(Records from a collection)
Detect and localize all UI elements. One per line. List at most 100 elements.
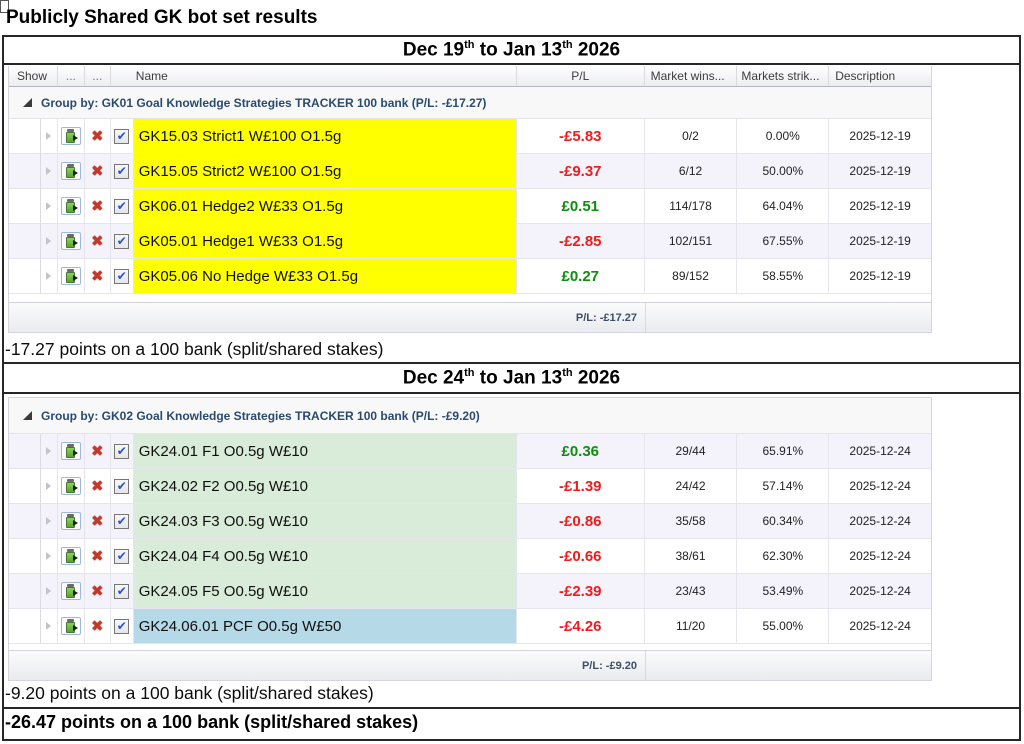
column-header-markets-strike[interactable]: Markets strik... [737,66,830,86]
pl-cell: -£4.26 [516,609,645,644]
row-checkbox[interactable]: ✔ [114,163,130,179]
column-header-market-wins[interactable]: Market wins... [645,66,738,86]
delete-x-icon[interactable]: ✖ [91,582,104,600]
bot-cap [66,129,74,132]
collapse-triangle-icon[interactable] [23,98,32,107]
bot-export-icon[interactable] [60,547,81,565]
group-row[interactable]: Group by: GK02 Goal Knowledge Strategies… [9,398,931,434]
row-checkbox[interactable]: ✔ [114,198,130,214]
row-gutter [9,574,41,609]
group-row[interactable]: Group by: GK01 Goal Knowledge Strategies… [9,87,931,119]
row-expander[interactable] [40,189,58,224]
delete-x-icon[interactable]: ✖ [91,442,104,460]
market-wins: 6/12 [678,164,703,178]
bot-export-icon[interactable] [60,127,81,145]
bot-row: ✖ ✔ GK24.04 F4 O0.5g W£10 -£0.66 38/61 6… [9,539,931,574]
row-name-cell[interactable]: GK06.01 Hedge2 W£33 O1.5g [133,189,517,224]
column-header-pl[interactable]: P/L [517,66,645,86]
expand-arrow-icon [46,517,52,525]
delete-x-icon[interactable]: ✖ [91,232,104,250]
bot-export-icon[interactable] [60,617,81,635]
row-checkbox[interactable]: ✔ [114,268,130,284]
expand-arrow-icon [46,202,52,210]
row-expander[interactable] [40,259,58,294]
bot-export-icon[interactable] [60,477,81,495]
bot-export-icon[interactable] [60,162,81,180]
delete-x-icon[interactable]: ✖ [91,547,104,565]
bot-export-icon[interactable] [60,197,81,215]
row-expander[interactable] [40,504,58,539]
row-checkbox[interactable]: ✔ [114,583,130,599]
bot-arrow [72,625,78,631]
row-name-cell[interactable]: GK24.01 F1 O0.5g W£10 [133,434,517,469]
row-checkbox[interactable]: ✔ [114,233,130,249]
bot-export-icon[interactable] [60,267,81,285]
row-expander[interactable] [40,154,58,189]
checkbox-cell: ✔ [110,609,134,644]
pl-value: -£2.39 [558,582,602,600]
row-expander[interactable] [40,609,58,644]
row-gutter [9,119,41,154]
description-cell: 2025-12-19 [829,259,931,294]
column-header-name[interactable]: Name [111,66,517,86]
grid2-footer: P/L: -£9.20 [9,650,931,680]
section1-summary: -17.27 points on a 100 bank (split/share… [5,339,384,359]
column-header-description[interactable]: Description [835,69,896,83]
column-header-show[interactable]: Show [9,66,58,86]
row-name-cell[interactable]: GK05.06 No Hedge W£33 O1.5g [133,259,517,294]
bot-action-cell [57,259,85,294]
row-checkbox[interactable]: ✔ [114,478,130,494]
bot-arrow [72,485,78,491]
bot-arrow [72,450,78,456]
delete-x-icon[interactable]: ✖ [91,127,104,145]
strike-rate-cell: 53.49% [737,574,830,609]
row-checkbox[interactable]: ✔ [114,618,130,634]
row-name-cell[interactable]: GK24.02 F2 O0.5g W£10 [133,469,517,504]
bot-export-icon[interactable] [60,442,81,460]
pl-cell: -£0.86 [516,504,645,539]
bot-action-cell [57,504,85,539]
bot-export-icon[interactable] [60,582,81,600]
row-name-cell[interactable]: GK15.05 Strict2 W£100 O1.5g [133,154,517,189]
row-checkbox[interactable]: ✔ [114,128,130,144]
row-expander[interactable] [40,539,58,574]
row-name-cell[interactable]: GK24.03 F3 O0.5g W£10 [133,504,517,539]
market-wins-cell: 24/42 [644,469,738,504]
delete-x-icon[interactable]: ✖ [91,512,104,530]
column-header-dots1[interactable]: ... [58,66,85,86]
row-name-cell[interactable]: GK15.03 Strict1 W£100 O1.5g [133,119,517,154]
strike-rate-cell: 0.00% [737,119,830,154]
row-expander[interactable] [40,224,58,259]
row-name-cell[interactable]: GK24.04 F4 O0.5g W£10 [133,539,517,574]
delete-x-icon[interactable]: ✖ [91,617,104,635]
delete-x-icon[interactable]: ✖ [91,477,104,495]
row-name-cell[interactable]: GK24.05 F5 O0.5g W£10 [133,574,517,609]
row-expander[interactable] [40,574,58,609]
column-header-dots2[interactable]: ... [85,66,111,86]
row-checkbox[interactable]: ✔ [114,513,130,529]
delete-cell: ✖ [84,154,111,189]
bot-export-icon[interactable] [60,512,81,530]
row-name-cell[interactable]: GK24.06.01 PCF O0.5g W£50 [133,609,517,644]
bot-arrow [72,135,78,141]
row-expander[interactable] [40,469,58,504]
bot-name: GK24.04 F4 O0.5g W£10 [138,547,308,565]
section2-date-heading: Dec 24th to Jan 13th 2026 [2,365,1021,392]
delete-x-icon[interactable]: ✖ [91,197,104,215]
row-expander[interactable] [40,119,58,154]
row-checkbox[interactable]: ✔ [114,548,130,564]
row-expander[interactable] [40,434,58,469]
market-wins: 38/61 [675,549,706,563]
row-name-cell[interactable]: GK05.01 Hedge1 W£33 O1.5g [133,224,517,259]
collapse-triangle-icon[interactable] [23,411,32,420]
divider [2,707,1021,709]
bot-name: GK24.02 F2 O0.5g W£10 [138,477,308,495]
row-checkbox[interactable]: ✔ [114,443,130,459]
delete-x-icon[interactable]: ✖ [91,267,104,285]
bot-action-cell [57,224,85,259]
delete-x-icon[interactable]: ✖ [91,162,104,180]
market-wins-cell: 114/178 [644,189,738,224]
bot-export-icon[interactable] [60,232,81,250]
bot-arrow [72,590,78,596]
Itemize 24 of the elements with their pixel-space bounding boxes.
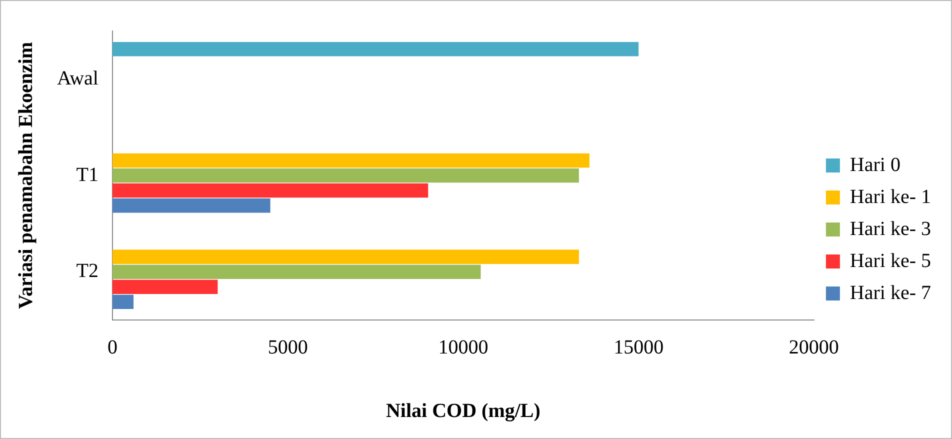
bar [112,42,639,56]
bar [112,198,270,213]
legend-label: Hari ke- 1 [850,186,932,208]
bar [112,183,428,198]
bar [112,153,590,168]
legend-label: Hari ke- 7 [850,282,932,304]
bar [112,250,579,264]
legend-label: Hari ke- 5 [850,250,932,272]
x-tick-label: 15000 [614,336,664,358]
bar [112,264,481,279]
x-axis-title: Nilai COD (mg/L) [386,400,540,422]
legend-label: Hari ke- 3 [850,218,932,240]
y-tick-label: T1 [76,164,98,186]
y-tick-label: Awal [57,67,99,90]
x-tick-label: 0 [107,336,118,358]
y-tick-label: T2 [76,260,98,282]
x-tick-label: 5000 [268,336,308,358]
x-tick-label: 20000 [788,336,839,358]
bar [112,168,579,183]
x-tick-label: 10000 [438,336,488,358]
bar [112,280,218,294]
legend-label: Hari 0 [850,154,900,176]
bar [112,294,134,310]
y-axis-title: Variasi penamabahn Ekoenzim [15,42,38,310]
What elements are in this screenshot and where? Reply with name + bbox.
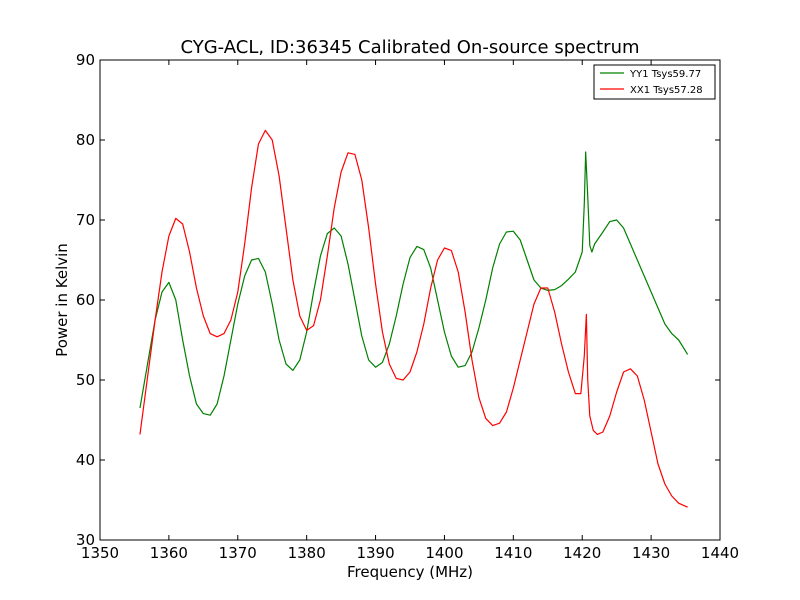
x-tick-label: 1390 — [356, 544, 394, 562]
legend-label-yy1: YY1 Tsys59.77 — [629, 69, 701, 80]
y-tick-label: 30 — [76, 531, 95, 549]
x-axis-label: Frequency (MHz) — [347, 563, 473, 581]
y-axis-label: Power in Kelvin — [53, 243, 71, 357]
x-tick-label: 1410 — [494, 544, 532, 562]
series-line-xx1 — [139, 129, 688, 508]
series-line-yy1 — [139, 151, 689, 416]
chart-title: CYG-ACL, ID:36345 Calibrated On-source s… — [180, 37, 639, 58]
y-tick-label: 80 — [76, 131, 95, 149]
x-tick-label: 1430 — [632, 544, 670, 562]
legend-box — [593, 64, 716, 100]
x-tick-label: 1440 — [701, 544, 739, 562]
y-tick-label: 90 — [76, 51, 95, 69]
x-tick-label: 1380 — [288, 544, 326, 562]
x-tick-label: 1420 — [563, 544, 601, 562]
x-tick-label: 1350 — [81, 544, 119, 562]
ticks-layer: 1350 1360 1370 1380 1390 1400 1410 1420 1430 1440… — [76, 51, 739, 562]
y-tick-label: 70 — [76, 211, 95, 229]
y-tick-label: 50 — [76, 371, 95, 389]
x-tick-label: 1370 — [219, 544, 257, 562]
plot-area — [100, 60, 720, 540]
series-layer — [139, 129, 689, 508]
y-tick-label: 40 — [76, 451, 95, 469]
x-tick-label: 1400 — [425, 544, 463, 562]
x-tick-label: 1360 — [150, 544, 188, 562]
plot-frame — [99, 59, 721, 541]
legend: YY1 Tsys59.77 XX1 Tsys57.28 — [593, 64, 716, 100]
y-tick-label: 60 — [76, 291, 95, 309]
legend-label-xx1: XX1 Tsys57.28 — [630, 85, 703, 96]
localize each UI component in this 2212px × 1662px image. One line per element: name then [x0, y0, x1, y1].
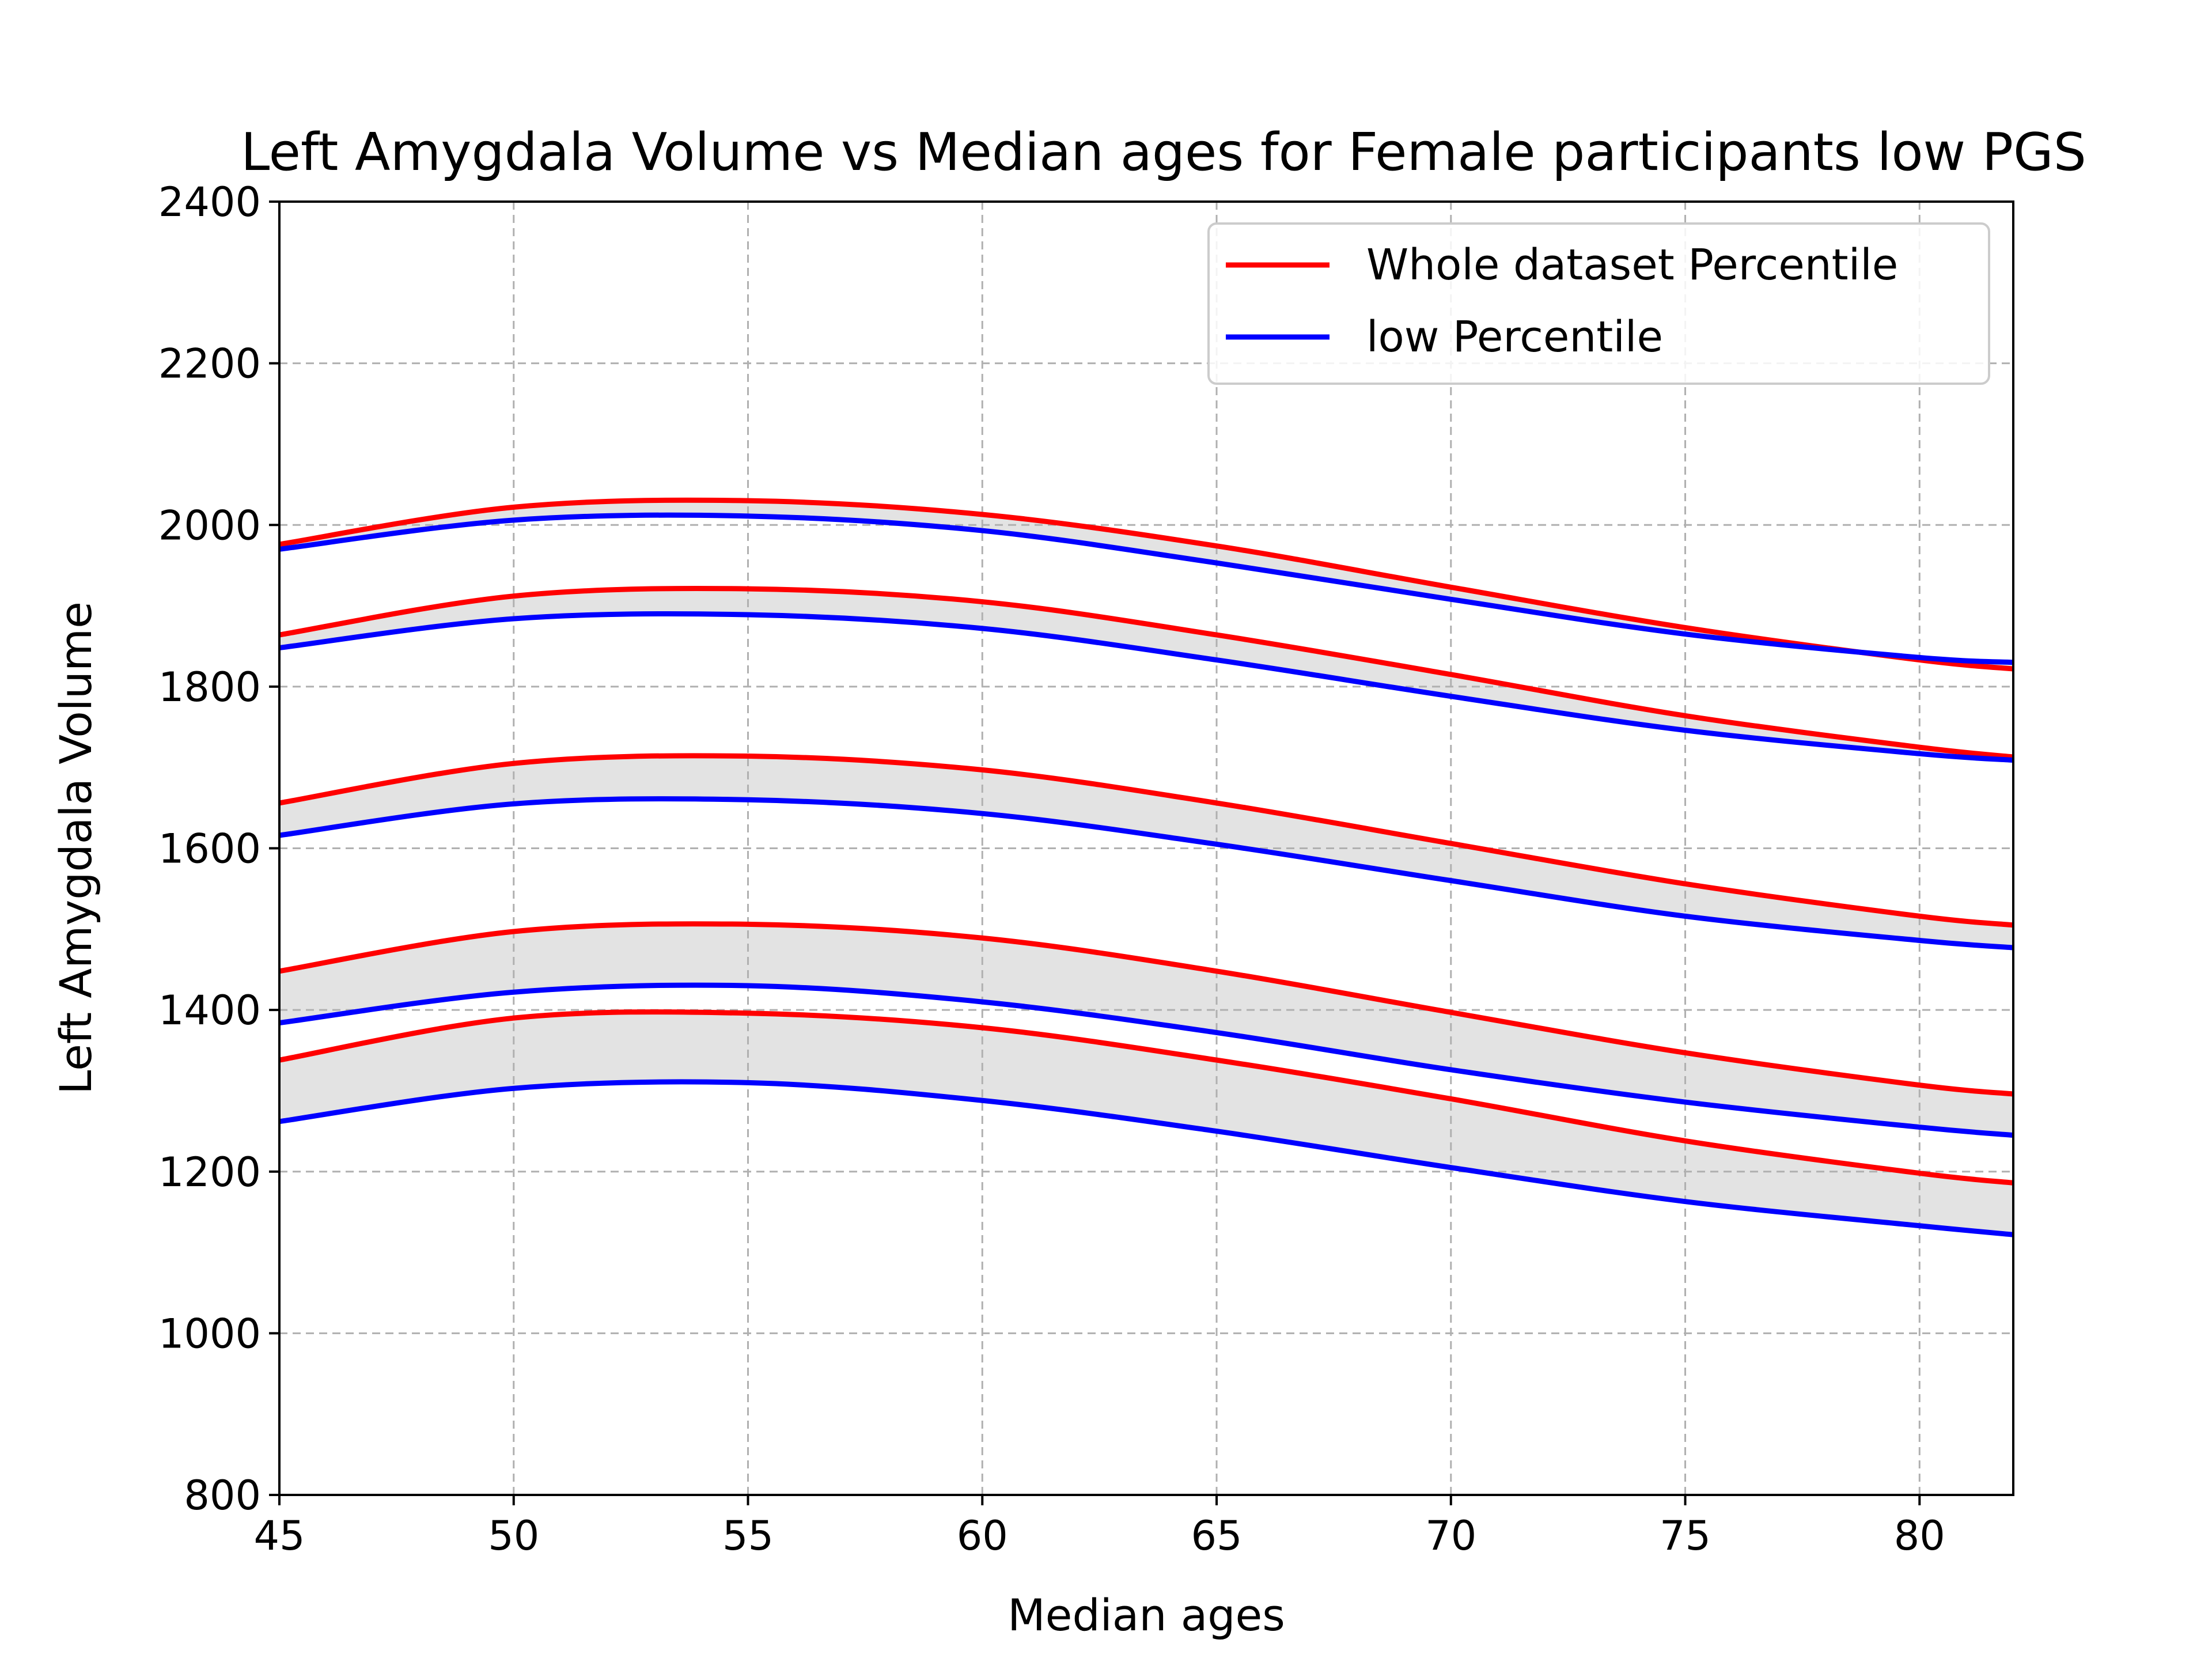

What you need to do
Copy the lines of the entries verbatim, starting at the line that contains "x-tick-label: 1390 — [356, 544, 394, 562]" and ending at the last line of the entries. Leave out any pictures.

Result below
x-tick-label: 1390 — [356, 544, 394, 562]
legend-label-yy1: YY1 Tsys59.77 — [629, 69, 701, 80]
y-tick-label: 30 — [76, 531, 95, 549]
x-axis-label: Frequency (MHz) — [347, 563, 473, 581]
y-axis-label: Power in Kelvin — [53, 243, 71, 357]
x-tick-label: 1410 — [494, 544, 532, 562]
series-line-xx1 — [139, 129, 688, 508]
series-line-yy1 — [139, 151, 689, 416]
chart-title: CYG-ACL, ID:36345 Calibrated On-source s… — [180, 37, 639, 58]
y-tick-label: 80 — [76, 131, 95, 149]
x-tick-label: 1430 — [632, 544, 670, 562]
legend-box — [593, 64, 716, 100]
x-tick-label: 1440 — [701, 544, 739, 562]
y-tick-label: 90 — [76, 51, 95, 69]
x-tick-label: 1380 — [288, 544, 326, 562]
x-tick-label: 1420 — [563, 544, 601, 562]
x-tick-label: 1350 — [81, 544, 119, 562]
ticks-layer: 1350 1360 1370 1380 1390 1400 1410 1420 1430 1440… — [76, 51, 739, 562]
y-tick-label: 70 — [76, 211, 95, 229]
y-tick-label: 50 — [76, 371, 95, 389]
x-tick-label: 1370 — [219, 544, 257, 562]
plot-area — [100, 60, 720, 540]
series-layer — [139, 129, 689, 508]
y-tick-label: 40 — [76, 451, 95, 469]
x-tick-label: 1400 — [425, 544, 463, 562]
x-tick-label: 1360 — [150, 544, 188, 562]
plot-frame — [99, 59, 721, 541]
legend: YY1 Tsys59.77 XX1 Tsys57.28 — [593, 64, 716, 100]
y-tick-label: 60 — [76, 291, 95, 309]
legend-label-xx1: XX1 Tsys57.28 — [630, 85, 703, 96]
localize each UI component in this 2212px × 1662px image. One line per element: name then [x0, y0, x1, y1].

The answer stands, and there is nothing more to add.